Task requirements ▸ Spot every line with the word "zijn" and return it.

Dataset records ▸
◆ ◆ ◆

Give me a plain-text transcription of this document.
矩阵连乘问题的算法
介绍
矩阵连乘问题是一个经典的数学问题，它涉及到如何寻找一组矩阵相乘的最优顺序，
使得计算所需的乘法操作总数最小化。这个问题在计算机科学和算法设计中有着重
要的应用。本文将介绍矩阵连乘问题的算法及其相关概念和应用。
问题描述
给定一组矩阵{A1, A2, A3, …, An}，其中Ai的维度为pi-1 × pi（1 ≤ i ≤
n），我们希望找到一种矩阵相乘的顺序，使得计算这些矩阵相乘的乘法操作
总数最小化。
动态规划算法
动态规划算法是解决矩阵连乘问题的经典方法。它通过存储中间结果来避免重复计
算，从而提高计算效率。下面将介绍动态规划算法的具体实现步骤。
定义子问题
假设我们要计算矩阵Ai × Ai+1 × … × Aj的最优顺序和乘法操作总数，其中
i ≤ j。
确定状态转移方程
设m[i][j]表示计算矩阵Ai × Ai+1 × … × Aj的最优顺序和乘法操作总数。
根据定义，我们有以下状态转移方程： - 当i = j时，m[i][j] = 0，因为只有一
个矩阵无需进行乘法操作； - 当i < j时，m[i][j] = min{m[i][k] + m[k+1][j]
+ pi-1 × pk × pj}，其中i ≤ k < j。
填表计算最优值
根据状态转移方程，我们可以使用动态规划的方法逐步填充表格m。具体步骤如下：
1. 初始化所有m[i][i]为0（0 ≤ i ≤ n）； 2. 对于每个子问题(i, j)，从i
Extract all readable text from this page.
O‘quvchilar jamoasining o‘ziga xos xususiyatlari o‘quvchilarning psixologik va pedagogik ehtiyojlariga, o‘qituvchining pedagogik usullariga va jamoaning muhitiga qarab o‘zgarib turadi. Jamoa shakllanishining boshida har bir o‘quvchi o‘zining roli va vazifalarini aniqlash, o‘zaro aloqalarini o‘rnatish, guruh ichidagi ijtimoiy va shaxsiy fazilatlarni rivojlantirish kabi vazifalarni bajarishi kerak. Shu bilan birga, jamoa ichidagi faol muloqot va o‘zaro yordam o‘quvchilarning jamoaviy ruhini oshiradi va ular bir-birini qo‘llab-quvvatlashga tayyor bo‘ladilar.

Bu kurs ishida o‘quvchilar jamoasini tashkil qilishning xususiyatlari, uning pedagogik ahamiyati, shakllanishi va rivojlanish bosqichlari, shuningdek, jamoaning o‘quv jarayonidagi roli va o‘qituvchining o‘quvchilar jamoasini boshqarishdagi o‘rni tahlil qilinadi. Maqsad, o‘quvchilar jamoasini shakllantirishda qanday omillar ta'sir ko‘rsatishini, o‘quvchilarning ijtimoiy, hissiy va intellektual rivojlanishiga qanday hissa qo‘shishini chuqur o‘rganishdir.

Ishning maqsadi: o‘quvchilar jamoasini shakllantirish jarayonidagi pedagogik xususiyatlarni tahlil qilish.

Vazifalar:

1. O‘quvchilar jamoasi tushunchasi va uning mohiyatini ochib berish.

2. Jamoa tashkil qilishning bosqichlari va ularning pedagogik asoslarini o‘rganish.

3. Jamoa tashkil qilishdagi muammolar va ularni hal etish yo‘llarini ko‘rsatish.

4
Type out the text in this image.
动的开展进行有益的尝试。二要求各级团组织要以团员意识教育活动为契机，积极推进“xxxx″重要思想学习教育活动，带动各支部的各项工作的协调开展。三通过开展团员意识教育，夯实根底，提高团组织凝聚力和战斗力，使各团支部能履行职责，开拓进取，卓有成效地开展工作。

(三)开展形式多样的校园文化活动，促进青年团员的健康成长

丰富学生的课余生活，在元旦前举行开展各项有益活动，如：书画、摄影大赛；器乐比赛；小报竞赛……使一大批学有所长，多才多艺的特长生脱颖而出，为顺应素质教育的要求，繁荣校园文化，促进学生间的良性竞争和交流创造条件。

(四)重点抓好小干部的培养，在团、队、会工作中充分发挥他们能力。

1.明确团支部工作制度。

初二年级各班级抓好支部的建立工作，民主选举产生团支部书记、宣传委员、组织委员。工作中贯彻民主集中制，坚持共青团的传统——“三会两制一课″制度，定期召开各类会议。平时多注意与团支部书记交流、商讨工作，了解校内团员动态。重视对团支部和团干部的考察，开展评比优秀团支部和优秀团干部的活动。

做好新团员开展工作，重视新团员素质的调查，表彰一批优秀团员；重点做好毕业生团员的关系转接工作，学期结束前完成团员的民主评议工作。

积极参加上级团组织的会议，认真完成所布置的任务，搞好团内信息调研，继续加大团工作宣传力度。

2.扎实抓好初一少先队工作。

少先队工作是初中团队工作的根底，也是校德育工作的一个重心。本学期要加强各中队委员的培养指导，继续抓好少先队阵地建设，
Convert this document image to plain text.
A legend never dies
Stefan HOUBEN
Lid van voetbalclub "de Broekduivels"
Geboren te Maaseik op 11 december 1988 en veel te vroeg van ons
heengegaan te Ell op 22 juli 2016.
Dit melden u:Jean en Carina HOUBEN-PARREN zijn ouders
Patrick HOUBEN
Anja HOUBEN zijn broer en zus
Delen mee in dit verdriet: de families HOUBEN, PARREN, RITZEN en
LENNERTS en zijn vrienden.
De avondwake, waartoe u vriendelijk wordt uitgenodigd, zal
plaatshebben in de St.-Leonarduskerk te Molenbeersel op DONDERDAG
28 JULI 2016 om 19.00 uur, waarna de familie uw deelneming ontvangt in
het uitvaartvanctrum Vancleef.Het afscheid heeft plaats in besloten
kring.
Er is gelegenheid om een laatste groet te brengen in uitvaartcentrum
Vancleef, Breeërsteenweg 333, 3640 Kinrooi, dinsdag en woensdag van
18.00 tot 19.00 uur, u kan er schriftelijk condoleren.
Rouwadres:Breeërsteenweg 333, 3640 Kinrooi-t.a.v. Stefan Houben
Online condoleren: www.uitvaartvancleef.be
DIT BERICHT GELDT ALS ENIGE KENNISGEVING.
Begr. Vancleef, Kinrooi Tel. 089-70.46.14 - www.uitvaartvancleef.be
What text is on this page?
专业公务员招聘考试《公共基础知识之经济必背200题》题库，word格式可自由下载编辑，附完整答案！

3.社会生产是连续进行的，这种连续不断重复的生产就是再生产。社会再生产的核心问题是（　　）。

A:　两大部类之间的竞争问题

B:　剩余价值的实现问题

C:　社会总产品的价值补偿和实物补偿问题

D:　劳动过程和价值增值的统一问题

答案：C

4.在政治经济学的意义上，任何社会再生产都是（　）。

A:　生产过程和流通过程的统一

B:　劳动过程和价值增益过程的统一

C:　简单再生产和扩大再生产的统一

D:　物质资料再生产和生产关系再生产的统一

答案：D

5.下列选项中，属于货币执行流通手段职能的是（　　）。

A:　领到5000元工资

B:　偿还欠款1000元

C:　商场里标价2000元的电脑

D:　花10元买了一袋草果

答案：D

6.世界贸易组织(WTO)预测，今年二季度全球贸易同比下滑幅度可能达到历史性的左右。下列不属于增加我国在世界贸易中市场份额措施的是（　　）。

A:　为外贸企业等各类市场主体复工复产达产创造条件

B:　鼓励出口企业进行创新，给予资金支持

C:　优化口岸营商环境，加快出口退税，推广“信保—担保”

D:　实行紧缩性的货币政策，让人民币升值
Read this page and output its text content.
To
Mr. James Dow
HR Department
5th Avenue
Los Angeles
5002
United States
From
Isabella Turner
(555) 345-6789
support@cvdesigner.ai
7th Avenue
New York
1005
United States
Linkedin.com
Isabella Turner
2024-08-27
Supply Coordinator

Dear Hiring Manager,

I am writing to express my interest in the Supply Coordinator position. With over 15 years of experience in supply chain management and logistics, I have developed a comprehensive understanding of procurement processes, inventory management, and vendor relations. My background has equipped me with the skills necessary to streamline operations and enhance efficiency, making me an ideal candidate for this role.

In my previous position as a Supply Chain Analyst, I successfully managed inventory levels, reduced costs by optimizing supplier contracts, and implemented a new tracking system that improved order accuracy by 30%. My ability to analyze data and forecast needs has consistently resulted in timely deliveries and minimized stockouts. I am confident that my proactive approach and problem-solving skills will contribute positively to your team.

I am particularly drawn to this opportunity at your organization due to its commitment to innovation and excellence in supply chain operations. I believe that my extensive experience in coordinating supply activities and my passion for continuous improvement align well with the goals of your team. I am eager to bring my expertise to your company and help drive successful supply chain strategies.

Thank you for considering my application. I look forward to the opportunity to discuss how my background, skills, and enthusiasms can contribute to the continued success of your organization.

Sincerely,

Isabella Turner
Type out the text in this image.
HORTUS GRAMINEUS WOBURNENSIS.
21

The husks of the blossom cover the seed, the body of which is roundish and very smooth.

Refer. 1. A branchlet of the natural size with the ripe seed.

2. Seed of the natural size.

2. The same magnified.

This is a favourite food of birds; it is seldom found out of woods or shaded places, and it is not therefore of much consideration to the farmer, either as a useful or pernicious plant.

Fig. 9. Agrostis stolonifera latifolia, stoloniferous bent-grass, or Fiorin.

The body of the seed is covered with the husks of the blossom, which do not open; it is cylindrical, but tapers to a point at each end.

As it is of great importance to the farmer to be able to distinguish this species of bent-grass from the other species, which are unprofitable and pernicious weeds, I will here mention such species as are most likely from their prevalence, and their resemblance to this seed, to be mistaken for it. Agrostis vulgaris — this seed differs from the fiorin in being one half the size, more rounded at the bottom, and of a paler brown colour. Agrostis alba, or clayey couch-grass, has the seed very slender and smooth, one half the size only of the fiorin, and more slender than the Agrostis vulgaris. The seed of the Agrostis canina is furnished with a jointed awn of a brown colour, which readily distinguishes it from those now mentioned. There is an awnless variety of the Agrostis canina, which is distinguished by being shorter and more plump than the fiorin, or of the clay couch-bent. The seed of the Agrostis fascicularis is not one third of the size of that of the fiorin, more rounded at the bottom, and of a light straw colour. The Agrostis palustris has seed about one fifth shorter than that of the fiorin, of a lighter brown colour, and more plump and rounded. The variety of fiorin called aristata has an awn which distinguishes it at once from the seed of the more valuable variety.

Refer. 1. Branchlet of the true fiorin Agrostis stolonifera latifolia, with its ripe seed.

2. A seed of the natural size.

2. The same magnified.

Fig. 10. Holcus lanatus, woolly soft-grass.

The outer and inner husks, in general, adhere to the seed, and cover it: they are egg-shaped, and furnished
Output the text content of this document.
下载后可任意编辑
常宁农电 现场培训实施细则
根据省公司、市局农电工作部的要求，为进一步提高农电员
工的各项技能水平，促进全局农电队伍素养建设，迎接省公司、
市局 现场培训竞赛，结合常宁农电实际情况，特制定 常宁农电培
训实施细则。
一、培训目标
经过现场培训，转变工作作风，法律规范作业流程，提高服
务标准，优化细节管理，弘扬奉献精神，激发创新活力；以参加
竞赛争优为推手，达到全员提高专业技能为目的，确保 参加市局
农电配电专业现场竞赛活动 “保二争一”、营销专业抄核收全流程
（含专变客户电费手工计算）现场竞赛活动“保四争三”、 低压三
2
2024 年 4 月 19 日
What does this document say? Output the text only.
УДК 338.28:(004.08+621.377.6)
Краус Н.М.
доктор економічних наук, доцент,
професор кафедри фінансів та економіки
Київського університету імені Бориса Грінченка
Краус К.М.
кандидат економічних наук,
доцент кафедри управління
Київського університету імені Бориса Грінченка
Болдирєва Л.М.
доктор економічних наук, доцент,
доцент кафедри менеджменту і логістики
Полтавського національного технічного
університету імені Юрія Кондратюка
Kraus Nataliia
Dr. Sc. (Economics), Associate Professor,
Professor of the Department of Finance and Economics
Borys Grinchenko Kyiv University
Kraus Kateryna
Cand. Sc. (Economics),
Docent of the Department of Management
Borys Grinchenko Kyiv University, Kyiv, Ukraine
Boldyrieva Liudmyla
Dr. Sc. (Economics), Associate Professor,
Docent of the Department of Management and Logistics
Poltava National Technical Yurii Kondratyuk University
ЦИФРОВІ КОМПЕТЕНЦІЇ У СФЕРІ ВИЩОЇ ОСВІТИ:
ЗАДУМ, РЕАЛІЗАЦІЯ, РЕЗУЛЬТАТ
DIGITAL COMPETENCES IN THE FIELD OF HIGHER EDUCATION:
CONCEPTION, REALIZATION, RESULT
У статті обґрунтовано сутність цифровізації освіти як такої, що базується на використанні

◆ ◆ ◆

Task result ▸
Dit melden u:Jean en Carina HOUBEN-PARREN zijn ouders
Anja HOUBEN zijn broer en zus
LENNERTS en zijn vrienden.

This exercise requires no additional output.